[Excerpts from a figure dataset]
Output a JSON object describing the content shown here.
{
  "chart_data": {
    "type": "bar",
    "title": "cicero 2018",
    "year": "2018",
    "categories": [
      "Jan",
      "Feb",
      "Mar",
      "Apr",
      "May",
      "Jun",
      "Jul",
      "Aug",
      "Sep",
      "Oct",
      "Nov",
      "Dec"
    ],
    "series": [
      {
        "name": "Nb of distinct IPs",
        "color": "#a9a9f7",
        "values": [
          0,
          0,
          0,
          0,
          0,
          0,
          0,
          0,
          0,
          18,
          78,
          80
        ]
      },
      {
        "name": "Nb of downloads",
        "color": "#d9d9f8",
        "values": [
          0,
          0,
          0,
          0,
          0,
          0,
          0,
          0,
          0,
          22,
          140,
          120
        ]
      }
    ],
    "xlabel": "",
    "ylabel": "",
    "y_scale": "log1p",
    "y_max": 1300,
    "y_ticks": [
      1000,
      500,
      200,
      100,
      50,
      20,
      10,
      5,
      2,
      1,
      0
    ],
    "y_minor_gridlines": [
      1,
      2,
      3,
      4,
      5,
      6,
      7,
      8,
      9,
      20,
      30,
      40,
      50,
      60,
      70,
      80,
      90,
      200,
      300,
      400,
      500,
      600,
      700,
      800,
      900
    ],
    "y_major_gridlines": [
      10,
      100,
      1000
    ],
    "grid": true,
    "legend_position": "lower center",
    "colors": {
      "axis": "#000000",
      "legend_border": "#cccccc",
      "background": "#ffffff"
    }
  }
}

- [TASK REQUIREMENTS]: Reproduce the data shown above exactly.

- [WORKED ANSWER]:
Output a JSON object describing the content shown here.
{
  "chart_data": {
    "type": "bar",
    "title": "cicero 2018",
    "year": "2018",
    "categories": [
      "Jan",
      "Feb",
      "Mar",
      "Apr",
      "May",
      "Jun",
      "Jul",
      "Aug",
      "Sep",
      "Oct",
      "Nov",
      "Dec"
    ],
    "series": [
      {
        "name": "Nb of distinct IPs",
        "color": "#a9a9f7",
        "values": [
          0,
          0,
          0,
          0,
          0,
          0,
          0,
          0,
          0,
          18,
          78,
          80
        ]
      },
      {
        "name": "Nb of downloads",
        "color": "#d9d9f8",
        "values": [
          0,
          0,
          0,
          0,
          0,
          0,
          0,
          0,
          0,
          22,
          140,
          120
        ]
      }
    ],
    "xlabel": "",
    "ylabel": "",
    "y_scale": "log1p",
    "y_max": 1300,
    "y_ticks": [
      1000,
      500,
      200,
      100,
      50,
      20,
      10,
      5,
      2,
      1,
      0
    ],
    "y_minor_gridlines": [
      1,
      2,
      3,
      4,
      5,
      6,
      7,
      8,
      9,
      20,
      30,
      40,
      50,
      60,
      70,
      80,
      90,
      200,
      300,
      400,
      500,
      600,
      700,
      800,
      900
    ],
    "y_major_gridlines": [
      10,
      100,
      1000
    ],
    "grid": true,
    "legend_position": "lower center",
    "colors": {
      "axis": "#000000",
      "legend_border": "#cccccc",
      "background": "#ffffff"
    }
  }
}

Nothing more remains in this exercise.